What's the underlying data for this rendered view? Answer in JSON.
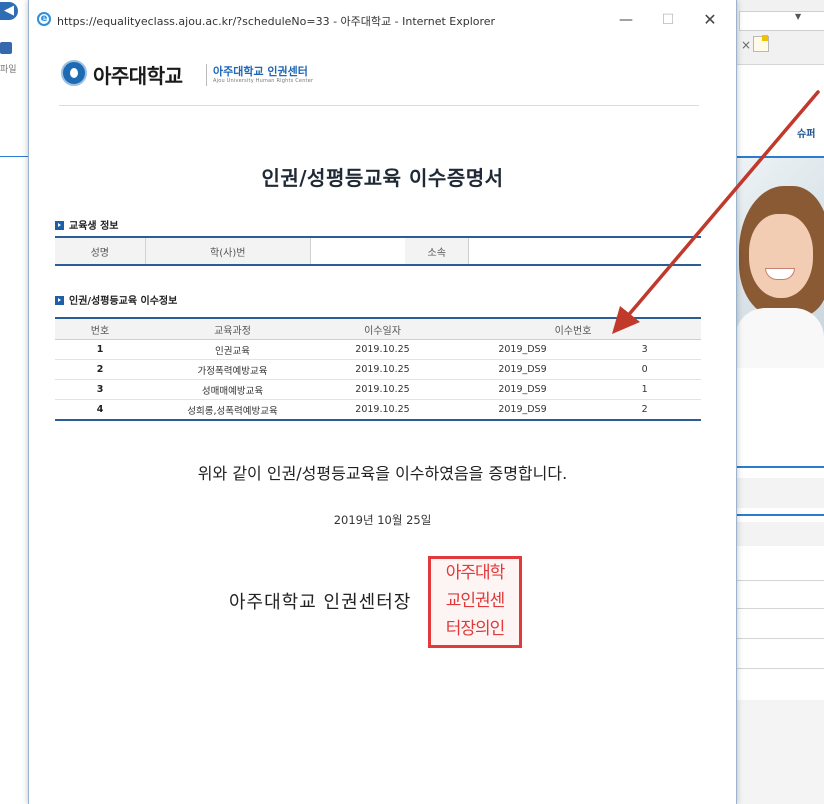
{
  "background_browser": {
    "back_icon": "arrow-left-icon",
    "side_file_label": "파일",
    "nav_text": "슈퍼",
    "tab_close": "×"
  },
  "popup": {
    "url_title": "https://equalityeclass.ajou.ac.kr/?scheduleNo=33 - 아주대학교 - Internet Explorer",
    "window_buttons": {
      "minimize": "—",
      "maximize": "☐",
      "close": "✕"
    }
  },
  "header": {
    "logo_name": "아주대학교",
    "logo_sub": "아주대학교 인권센터",
    "logo_sub_en": "Ajou University Human Rights Center"
  },
  "certificate": {
    "title": "인권/성평등교육 이수증명서",
    "section_student": "교육생 정보",
    "student_fields": {
      "name_label": "성명",
      "id_label": "학(사)번",
      "dept_label": "소속"
    },
    "section_completion": "인권/성평등교육 이수정보",
    "columns": [
      "번호",
      "교육과정",
      "이수일자",
      "이수번호"
    ],
    "rows": [
      {
        "no": "1",
        "course": "인권교육",
        "date": "2019.10.25",
        "cert_no": "2019_DS9",
        "cert_tail": "3"
      },
      {
        "no": "2",
        "course": "가정폭력예방교육",
        "date": "2019.10.25",
        "cert_no": "2019_DS9",
        "cert_tail": "0"
      },
      {
        "no": "3",
        "course": "성매매예방교육",
        "date": "2019.10.25",
        "cert_no": "2019_DS9",
        "cert_tail": "1"
      },
      {
        "no": "4",
        "course": "성희롱,성폭력예방교육",
        "date": "2019.10.25",
        "cert_no": "2019_DS9",
        "cert_tail": "2"
      }
    ],
    "statement": "위와 같이 인권/성평등교육을 이수하였음을 증명합니다.",
    "issue_date": "2019년 10월 25일",
    "issuer": "아주대학교 인권센터장",
    "stamp_lines": [
      "아주대학",
      "교인권센",
      "터장의인"
    ]
  },
  "colors": {
    "accent_blue": "#2b5e96",
    "stamp_red": "#e23a3a",
    "arrow_red": "#c0392b"
  }
}
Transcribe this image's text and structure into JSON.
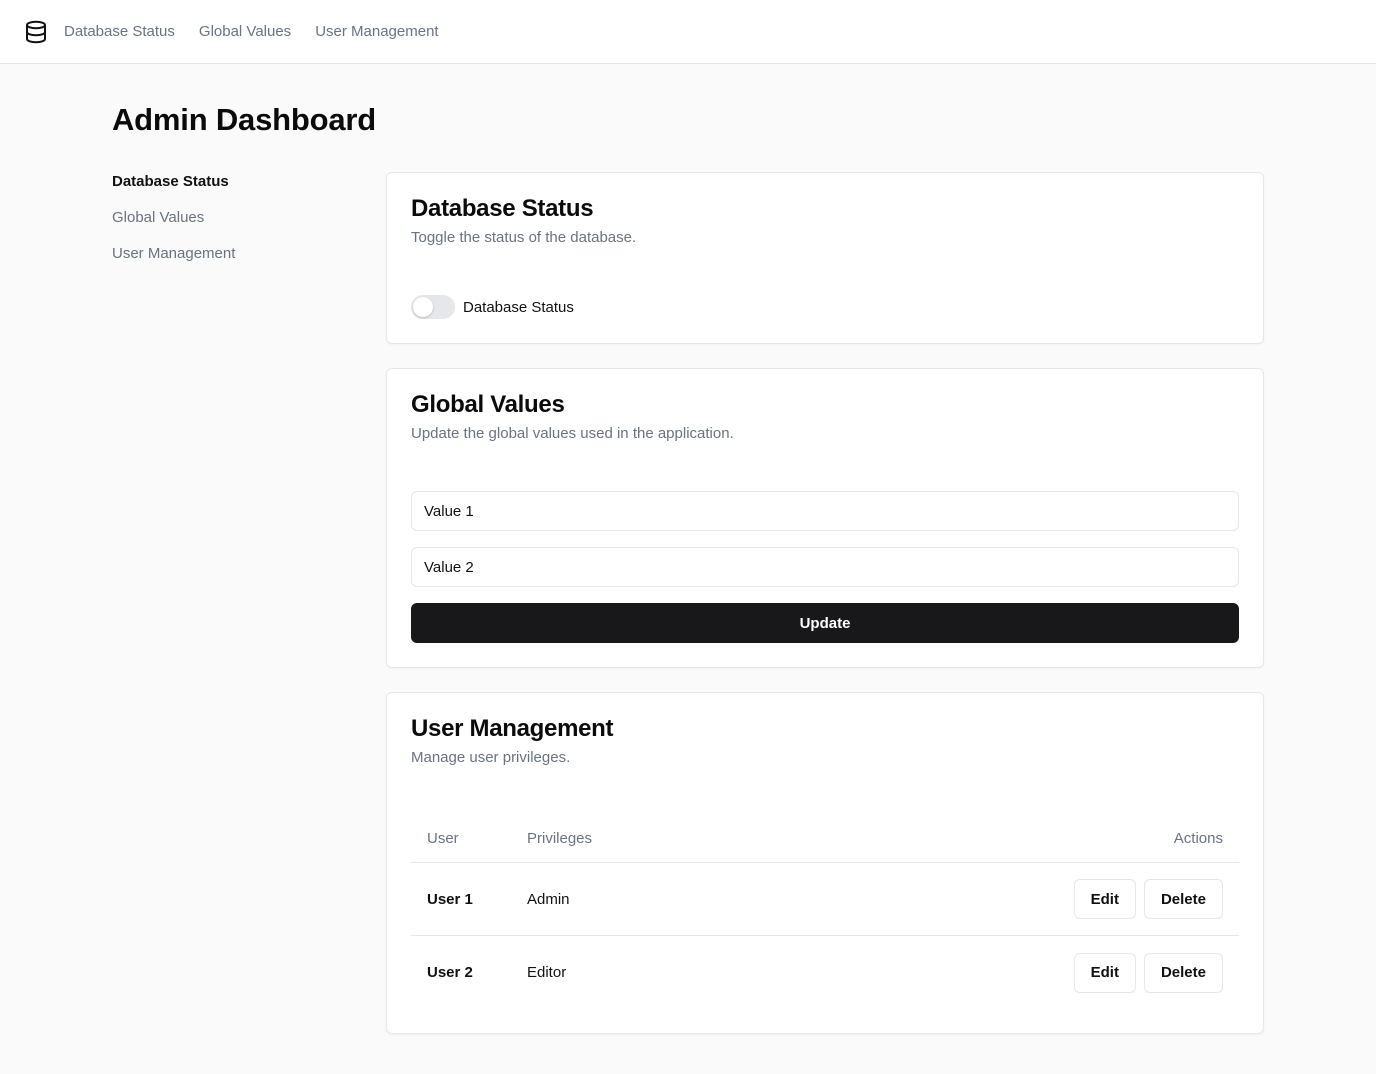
{
  "topnav": {
    "logo_icon": "database-icon",
    "links": [
      "Database Status",
      "Global Values",
      "User Management"
    ]
  },
  "page": {
    "title": "Admin Dashboard"
  },
  "sidenav": {
    "items": [
      "Database Status",
      "Global Values",
      "User Management"
    ],
    "active": "Database Status"
  },
  "database_status": {
    "title": "Database Status",
    "description": "Toggle the status of the database.",
    "toggle_label": "Database Status",
    "toggle_on": false
  },
  "global_values": {
    "title": "Global Values",
    "description": "Update the global values used in the application.",
    "value1": "Value 1",
    "value2": "Value 2",
    "update_label": "Update"
  },
  "user_management": {
    "title": "User Management",
    "description": "Manage user privileges.",
    "columns": {
      "user": "User",
      "privileges": "Privileges",
      "actions": "Actions"
    },
    "rows": [
      {
        "user": "User 1",
        "privileges": "Admin",
        "edit_label": "Edit",
        "delete_label": "Delete"
      },
      {
        "user": "User 2",
        "privileges": "Editor",
        "edit_label": "Edit",
        "delete_label": "Delete"
      }
    ]
  },
  "colors": {
    "primary_button": "#18181b",
    "background": "#f9faf9",
    "border": "#e5e7eb",
    "muted_text": "#6b7280"
  }
}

::::

## WHAT TO PRODUCE:
Without the pictures, restate all the entries above exactly.

## RESULT OF THE EXERCISE:
What's the underlying data for this rendered view? Answer in JSON.
{
  "background_browser": {
    "back_icon": "arrow-left-icon",
    "side_file_label": "파일",
    "nav_text": "슈퍼",
    "tab_close": "×"
  },
  "popup": {
    "url_title": "https://equalityeclass.ajou.ac.kr/?scheduleNo=33 - 아주대학교 - Internet Explorer",
    "window_buttons": {
      "minimize": "—",
      "maximize": "☐",
      "close": "✕"
    }
  },
  "header": {
    "logo_name": "아주대학교",
    "logo_sub": "아주대학교 인권센터",
    "logo_sub_en": "Ajou University Human Rights Center"
  },
  "certificate": {
    "title": "인권/성평등교육 이수증명서",
    "section_student": "교육생 정보",
    "student_fields": {
      "name_label": "성명",
      "id_label": "학(사)번",
      "dept_label": "소속"
    },
    "section_completion": "인권/성평등교육 이수정보",
    "columns": [
      "번호",
      "교육과정",
      "이수일자",
      "이수번호"
    ],
    "rows": [
      {
        "no": "1",
        "course": "인권교육",
        "date": "2019.10.25",
        "cert_no": "2019_DS9",
        "cert_tail": "3"
      },
      {
        "no": "2",
        "course": "가정폭력예방교육",
        "date": "2019.10.25",
        "cert_no": "2019_DS9",
        "cert_tail": "0"
      },
      {
        "no": "3",
        "course": "성매매예방교육",
        "date": "2019.10.25",
        "cert_no": "2019_DS9",
        "cert_tail": "1"
      },
      {
        "no": "4",
        "course": "성희롱,성폭력예방교육",
        "date": "2019.10.25",
        "cert_no": "2019_DS9",
        "cert_tail": "2"
      }
    ],
    "statement": "위와 같이 인권/성평등교육을 이수하였음을 증명합니다.",
    "issue_date": "2019년 10월 25일",
    "issuer": "아주대학교 인권센터장",
    "stamp_lines": [
      "아주대학",
      "교인권센",
      "터장의인"
    ]
  },
  "colors": {
    "accent_blue": "#2b5e96",
    "stamp_red": "#e23a3a",
    "arrow_red": "#c0392b"
  }
}
Transcribe this image's text and structure into JSON.
{
  "topnav": {
    "logo_icon": "database-icon",
    "links": [
      "Database Status",
      "Global Values",
      "User Management"
    ]
  },
  "page": {
    "title": "Admin Dashboard"
  },
  "sidenav": {
    "items": [
      "Database Status",
      "Global Values",
      "User Management"
    ],
    "active": "Database Status"
  },
  "database_status": {
    "title": "Database Status",
    "description": "Toggle the status of the database.",
    "toggle_label": "Database Status",
    "toggle_on": false
  },
  "global_values": {
    "title": "Global Values",
    "description": "Update the global values used in the application.",
    "value1": "Value 1",
    "value2": "Value 2",
    "update_label": "Update"
  },
  "user_management": {
    "title": "User Management",
    "description": "Manage user privileges.",
    "columns": {
      "user": "User",
      "privileges": "Privileges",
      "actions": "Actions"
    },
    "rows": [
      {
        "user": "User 1",
        "privileges": "Admin",
        "edit_label": "Edit",
        "delete_label": "Delete"
      },
      {
        "user": "User 2",
        "privileges": "Editor",
        "edit_label": "Edit",
        "delete_label": "Delete"
      }
    ]
  },
  "colors": {
    "primary_button": "#18181b",
    "background": "#f9faf9",
    "border": "#e5e7eb",
    "muted_text": "#6b7280"
  }
}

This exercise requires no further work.